# Exercise task
Retype the passage about the Pili line word for word, from "Pili line (House" up to and including "the Samoan Underworld.".
## Begin Extracted text
= Pili line =

Hawaiian dynasty

Pili line (House of Pili, Pili dynasty; Hawaiian language: Hale o Pili) was a royal house in ancient Hawaii that ruled over the island of Hawaiʻi with deep roots in the history of Samoa and possibly beyond further to the west, Ao-Po ("gathering of night"; metaphorically: "extreme west", "the land of the dead"), in Pulotu, the Samoan Underworld.
It was founded on unknown date by King Pilikaʻaiea (Pili), who either was born in or came from either Upolu, Samoa or Uporu, Tahiti, but came to Hawaii and established his own dynasty of kings (Aliʻi). The overall arc of his career describes a brilliant young chief from foreign lands who was eager to share his abundant knowledge of advanced technology with distant frontier rustics. Some stories relate how his ambition got the better of him and damaged his relationships with his subjects. These stories cast him as a libidinous, restless and petty tyrant ever on the move searching for new conquests.
## End Extracted text
## Begin Record extracts
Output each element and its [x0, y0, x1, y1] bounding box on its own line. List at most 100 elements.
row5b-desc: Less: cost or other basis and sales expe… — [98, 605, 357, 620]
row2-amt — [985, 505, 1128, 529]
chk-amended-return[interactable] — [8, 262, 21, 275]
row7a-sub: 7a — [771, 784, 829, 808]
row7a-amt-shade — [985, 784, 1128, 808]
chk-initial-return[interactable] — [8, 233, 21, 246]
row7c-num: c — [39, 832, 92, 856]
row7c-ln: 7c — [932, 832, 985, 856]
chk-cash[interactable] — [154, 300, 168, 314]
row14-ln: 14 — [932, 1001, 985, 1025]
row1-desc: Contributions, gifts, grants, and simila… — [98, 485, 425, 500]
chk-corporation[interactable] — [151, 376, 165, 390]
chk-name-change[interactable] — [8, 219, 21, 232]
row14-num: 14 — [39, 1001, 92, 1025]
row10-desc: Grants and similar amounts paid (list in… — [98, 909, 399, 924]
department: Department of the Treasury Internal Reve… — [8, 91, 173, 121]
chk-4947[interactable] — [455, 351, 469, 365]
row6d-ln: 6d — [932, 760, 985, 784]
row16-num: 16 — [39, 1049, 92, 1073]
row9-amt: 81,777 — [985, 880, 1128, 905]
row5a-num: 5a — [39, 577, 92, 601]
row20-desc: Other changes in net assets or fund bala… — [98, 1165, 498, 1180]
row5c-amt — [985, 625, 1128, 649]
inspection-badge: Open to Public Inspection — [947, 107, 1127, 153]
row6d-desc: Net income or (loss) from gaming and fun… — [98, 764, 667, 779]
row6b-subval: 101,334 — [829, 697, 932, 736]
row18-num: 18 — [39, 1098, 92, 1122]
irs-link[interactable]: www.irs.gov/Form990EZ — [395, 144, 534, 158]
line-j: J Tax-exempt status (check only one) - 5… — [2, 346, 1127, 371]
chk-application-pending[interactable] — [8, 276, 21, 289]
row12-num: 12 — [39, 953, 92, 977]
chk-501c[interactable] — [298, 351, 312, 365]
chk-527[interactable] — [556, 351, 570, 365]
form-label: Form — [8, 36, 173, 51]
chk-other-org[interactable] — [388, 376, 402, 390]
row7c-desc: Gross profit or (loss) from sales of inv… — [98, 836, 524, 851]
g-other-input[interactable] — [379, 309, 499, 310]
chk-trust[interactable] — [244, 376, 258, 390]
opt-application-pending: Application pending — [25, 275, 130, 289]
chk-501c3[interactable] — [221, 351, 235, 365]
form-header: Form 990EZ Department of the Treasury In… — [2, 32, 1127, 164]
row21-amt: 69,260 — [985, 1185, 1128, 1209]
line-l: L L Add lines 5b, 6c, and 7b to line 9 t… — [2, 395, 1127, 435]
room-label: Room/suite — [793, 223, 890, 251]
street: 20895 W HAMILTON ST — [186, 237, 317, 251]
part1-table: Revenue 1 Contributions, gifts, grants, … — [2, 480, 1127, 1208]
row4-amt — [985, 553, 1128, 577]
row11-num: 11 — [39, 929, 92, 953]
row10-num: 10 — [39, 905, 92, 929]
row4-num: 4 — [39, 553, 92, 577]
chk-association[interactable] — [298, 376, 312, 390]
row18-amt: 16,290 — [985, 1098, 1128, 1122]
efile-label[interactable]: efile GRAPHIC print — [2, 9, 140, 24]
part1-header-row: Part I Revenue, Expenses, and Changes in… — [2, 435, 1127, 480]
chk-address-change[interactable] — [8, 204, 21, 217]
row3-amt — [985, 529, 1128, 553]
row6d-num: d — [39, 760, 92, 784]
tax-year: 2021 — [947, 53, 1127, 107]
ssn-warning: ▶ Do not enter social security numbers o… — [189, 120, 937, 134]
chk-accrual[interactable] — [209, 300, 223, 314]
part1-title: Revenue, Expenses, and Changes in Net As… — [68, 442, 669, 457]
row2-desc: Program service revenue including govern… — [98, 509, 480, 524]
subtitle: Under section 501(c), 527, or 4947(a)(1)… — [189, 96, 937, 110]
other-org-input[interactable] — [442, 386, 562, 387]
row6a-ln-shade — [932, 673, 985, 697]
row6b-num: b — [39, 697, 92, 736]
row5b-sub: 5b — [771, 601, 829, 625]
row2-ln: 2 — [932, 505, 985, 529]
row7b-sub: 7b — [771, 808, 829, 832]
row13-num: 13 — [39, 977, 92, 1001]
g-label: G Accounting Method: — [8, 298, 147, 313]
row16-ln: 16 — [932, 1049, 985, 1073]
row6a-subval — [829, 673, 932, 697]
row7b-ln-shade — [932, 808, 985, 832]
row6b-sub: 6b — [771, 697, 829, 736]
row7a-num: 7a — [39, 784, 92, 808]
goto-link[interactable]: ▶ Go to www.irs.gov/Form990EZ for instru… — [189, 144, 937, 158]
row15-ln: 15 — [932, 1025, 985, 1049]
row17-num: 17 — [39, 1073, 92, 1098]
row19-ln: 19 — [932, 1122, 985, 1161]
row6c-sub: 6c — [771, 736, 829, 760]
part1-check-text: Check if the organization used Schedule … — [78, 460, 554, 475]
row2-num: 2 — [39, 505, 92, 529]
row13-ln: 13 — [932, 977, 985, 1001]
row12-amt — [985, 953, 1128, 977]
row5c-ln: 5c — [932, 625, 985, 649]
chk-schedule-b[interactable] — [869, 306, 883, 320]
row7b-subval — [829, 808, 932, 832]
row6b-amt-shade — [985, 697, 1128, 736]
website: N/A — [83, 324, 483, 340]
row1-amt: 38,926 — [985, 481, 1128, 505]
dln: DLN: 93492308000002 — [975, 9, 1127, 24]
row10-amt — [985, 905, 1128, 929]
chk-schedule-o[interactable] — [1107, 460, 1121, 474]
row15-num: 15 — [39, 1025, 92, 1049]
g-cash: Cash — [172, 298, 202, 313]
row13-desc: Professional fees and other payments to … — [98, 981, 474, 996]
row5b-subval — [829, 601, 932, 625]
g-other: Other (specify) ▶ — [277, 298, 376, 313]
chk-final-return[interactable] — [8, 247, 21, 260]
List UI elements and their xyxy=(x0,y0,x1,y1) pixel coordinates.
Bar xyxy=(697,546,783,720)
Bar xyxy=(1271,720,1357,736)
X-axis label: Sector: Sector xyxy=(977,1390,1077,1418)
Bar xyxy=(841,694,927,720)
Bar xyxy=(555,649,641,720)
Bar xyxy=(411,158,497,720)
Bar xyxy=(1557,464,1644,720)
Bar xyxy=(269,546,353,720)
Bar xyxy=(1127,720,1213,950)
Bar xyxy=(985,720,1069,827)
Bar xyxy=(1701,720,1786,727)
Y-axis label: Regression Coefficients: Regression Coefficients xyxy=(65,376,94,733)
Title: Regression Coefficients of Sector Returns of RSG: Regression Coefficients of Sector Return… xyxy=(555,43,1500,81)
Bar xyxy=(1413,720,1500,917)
## End Record extracts
# Task answer
Pili line (House of Pili, Pili dynasty; Hawaiian language: Hale o Pili) was a royal house in ancient Hawaii that ruled over the island of Hawaiʻi with deep roots in the history of Samoa and possibly beyond further to the west, Ao-Po ("gathering of night"; metaphorically: "extreme west", "the land of the dead"), in Pulotu, the Samoan Underworld.